GIVEN REQUEST – Work through the data line by line, gathering every line that has the word "caption".

Begin SUPPLIED DATA

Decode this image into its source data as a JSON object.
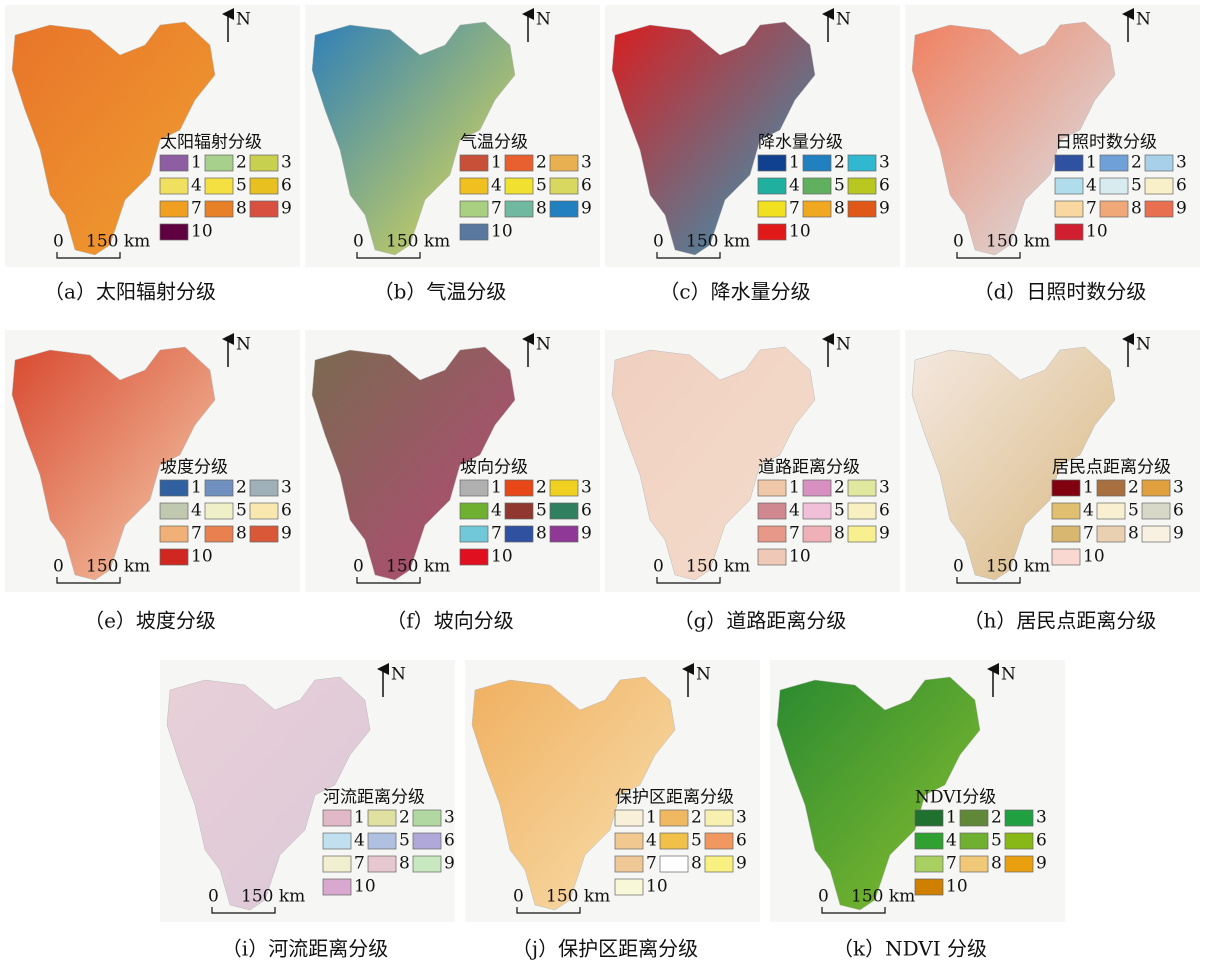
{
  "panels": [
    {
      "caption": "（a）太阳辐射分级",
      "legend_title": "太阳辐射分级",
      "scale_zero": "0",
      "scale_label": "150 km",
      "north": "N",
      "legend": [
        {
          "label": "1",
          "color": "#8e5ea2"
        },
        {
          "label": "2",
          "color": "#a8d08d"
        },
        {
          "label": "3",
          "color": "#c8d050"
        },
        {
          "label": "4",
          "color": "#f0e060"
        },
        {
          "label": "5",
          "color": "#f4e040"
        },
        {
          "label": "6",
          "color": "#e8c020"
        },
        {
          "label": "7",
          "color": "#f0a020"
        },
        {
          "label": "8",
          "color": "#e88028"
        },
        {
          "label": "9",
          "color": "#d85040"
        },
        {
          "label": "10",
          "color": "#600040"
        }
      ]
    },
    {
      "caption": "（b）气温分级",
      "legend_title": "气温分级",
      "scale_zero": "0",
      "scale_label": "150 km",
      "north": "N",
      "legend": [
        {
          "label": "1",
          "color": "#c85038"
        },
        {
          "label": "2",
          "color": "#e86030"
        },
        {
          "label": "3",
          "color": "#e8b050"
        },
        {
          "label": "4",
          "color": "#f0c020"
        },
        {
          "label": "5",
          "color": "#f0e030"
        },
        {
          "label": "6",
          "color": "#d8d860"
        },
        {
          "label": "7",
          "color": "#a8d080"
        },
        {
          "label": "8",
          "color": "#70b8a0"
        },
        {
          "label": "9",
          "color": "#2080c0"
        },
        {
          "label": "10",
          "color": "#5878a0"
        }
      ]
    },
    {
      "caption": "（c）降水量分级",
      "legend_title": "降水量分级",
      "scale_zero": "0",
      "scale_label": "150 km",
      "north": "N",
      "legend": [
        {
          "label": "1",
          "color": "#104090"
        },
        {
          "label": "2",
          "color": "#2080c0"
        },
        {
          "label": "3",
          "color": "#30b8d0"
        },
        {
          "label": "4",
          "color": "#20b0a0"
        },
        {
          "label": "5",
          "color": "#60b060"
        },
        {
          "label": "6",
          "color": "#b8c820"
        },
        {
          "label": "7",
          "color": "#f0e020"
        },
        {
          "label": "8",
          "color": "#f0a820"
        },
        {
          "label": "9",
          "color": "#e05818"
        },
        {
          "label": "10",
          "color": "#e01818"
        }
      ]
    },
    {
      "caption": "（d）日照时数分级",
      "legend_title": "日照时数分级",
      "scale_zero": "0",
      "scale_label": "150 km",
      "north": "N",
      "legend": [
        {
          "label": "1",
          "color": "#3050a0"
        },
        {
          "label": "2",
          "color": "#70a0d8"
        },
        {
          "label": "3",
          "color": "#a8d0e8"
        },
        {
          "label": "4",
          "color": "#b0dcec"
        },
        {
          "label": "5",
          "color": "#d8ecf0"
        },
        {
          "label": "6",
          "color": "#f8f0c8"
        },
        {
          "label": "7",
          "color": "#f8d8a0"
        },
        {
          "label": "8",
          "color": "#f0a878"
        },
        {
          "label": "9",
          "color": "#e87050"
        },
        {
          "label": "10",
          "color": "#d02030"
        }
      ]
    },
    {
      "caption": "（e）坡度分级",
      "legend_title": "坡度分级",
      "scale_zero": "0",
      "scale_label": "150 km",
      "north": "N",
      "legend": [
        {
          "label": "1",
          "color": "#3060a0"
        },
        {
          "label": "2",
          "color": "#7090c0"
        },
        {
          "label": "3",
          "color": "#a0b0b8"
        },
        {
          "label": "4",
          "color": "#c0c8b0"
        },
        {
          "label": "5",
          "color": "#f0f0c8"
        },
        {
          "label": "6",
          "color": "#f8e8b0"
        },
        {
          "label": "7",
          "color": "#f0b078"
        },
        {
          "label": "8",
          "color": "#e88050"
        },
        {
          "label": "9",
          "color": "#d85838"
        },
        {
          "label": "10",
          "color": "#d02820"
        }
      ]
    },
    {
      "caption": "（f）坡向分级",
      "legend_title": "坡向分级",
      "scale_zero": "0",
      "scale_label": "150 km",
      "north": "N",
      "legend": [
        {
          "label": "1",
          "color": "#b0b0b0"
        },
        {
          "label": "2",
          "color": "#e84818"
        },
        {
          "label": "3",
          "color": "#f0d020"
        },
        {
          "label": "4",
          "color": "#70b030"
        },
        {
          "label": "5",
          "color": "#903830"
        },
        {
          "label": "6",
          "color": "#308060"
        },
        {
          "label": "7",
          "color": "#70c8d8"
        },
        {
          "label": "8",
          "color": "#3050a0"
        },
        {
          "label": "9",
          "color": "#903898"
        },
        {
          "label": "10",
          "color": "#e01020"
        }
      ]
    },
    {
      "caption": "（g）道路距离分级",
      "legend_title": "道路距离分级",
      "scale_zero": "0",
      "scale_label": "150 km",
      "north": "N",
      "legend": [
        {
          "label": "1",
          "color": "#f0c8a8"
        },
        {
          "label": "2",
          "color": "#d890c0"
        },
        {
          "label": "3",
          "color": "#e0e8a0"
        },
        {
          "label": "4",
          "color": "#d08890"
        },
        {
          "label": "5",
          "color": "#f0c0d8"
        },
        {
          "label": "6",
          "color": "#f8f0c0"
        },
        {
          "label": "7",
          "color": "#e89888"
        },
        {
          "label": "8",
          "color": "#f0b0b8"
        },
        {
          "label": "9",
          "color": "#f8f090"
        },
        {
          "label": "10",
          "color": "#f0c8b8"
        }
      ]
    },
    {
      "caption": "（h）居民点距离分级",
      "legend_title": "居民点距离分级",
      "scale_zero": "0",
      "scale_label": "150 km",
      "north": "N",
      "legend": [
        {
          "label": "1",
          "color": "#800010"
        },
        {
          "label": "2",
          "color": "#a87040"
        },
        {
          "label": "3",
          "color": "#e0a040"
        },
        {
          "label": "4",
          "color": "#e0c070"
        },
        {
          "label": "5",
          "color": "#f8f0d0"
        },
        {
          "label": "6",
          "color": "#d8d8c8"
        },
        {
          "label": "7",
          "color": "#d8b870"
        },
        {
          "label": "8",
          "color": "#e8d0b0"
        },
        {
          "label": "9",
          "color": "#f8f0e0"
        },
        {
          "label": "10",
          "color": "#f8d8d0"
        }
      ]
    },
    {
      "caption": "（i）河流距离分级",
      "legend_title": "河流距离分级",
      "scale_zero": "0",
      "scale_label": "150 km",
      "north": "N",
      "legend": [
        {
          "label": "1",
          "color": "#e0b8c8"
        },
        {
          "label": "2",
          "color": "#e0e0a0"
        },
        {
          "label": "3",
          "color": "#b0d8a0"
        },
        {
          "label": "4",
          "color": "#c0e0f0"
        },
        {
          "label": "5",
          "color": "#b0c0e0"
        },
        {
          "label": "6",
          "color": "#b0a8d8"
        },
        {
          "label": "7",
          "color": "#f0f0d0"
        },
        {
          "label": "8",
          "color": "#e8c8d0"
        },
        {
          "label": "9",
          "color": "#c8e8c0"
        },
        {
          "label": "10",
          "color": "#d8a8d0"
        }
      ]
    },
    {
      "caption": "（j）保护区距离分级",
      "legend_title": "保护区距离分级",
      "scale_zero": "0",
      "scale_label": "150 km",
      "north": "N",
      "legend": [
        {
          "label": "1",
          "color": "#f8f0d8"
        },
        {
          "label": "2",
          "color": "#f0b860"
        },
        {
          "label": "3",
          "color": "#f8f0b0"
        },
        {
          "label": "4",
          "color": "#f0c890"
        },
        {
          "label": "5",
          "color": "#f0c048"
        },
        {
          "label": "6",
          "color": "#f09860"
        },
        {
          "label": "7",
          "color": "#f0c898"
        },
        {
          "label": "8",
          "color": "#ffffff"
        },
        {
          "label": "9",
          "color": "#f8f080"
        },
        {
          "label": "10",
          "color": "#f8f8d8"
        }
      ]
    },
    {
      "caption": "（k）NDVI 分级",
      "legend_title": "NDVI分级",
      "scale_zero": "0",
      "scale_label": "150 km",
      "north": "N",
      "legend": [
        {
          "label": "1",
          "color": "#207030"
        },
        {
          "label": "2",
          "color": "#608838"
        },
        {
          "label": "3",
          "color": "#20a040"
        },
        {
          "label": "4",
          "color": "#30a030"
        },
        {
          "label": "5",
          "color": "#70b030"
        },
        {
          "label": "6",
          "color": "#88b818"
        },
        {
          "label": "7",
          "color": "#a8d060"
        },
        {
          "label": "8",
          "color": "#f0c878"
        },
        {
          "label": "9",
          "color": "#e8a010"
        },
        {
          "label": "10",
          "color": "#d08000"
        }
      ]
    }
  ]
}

End SUPPLIED DATA

RESULT –
      "caption": "（a）太阳辐射分级",
      "caption": "（b）气温分级",
      "caption": "（c）降水量分级",
      "caption": "（d）日照时数分级",
      "caption": "（e）坡度分级",
      "caption": "（f）坡向分级",
      "caption": "（g）道路距离分级",
      "caption": "（h）居民点距离分级",
      "caption": "（i）河流距离分级",
      "caption": "（j）保护区距离分级",
      "caption": "（k）NDVI 分级",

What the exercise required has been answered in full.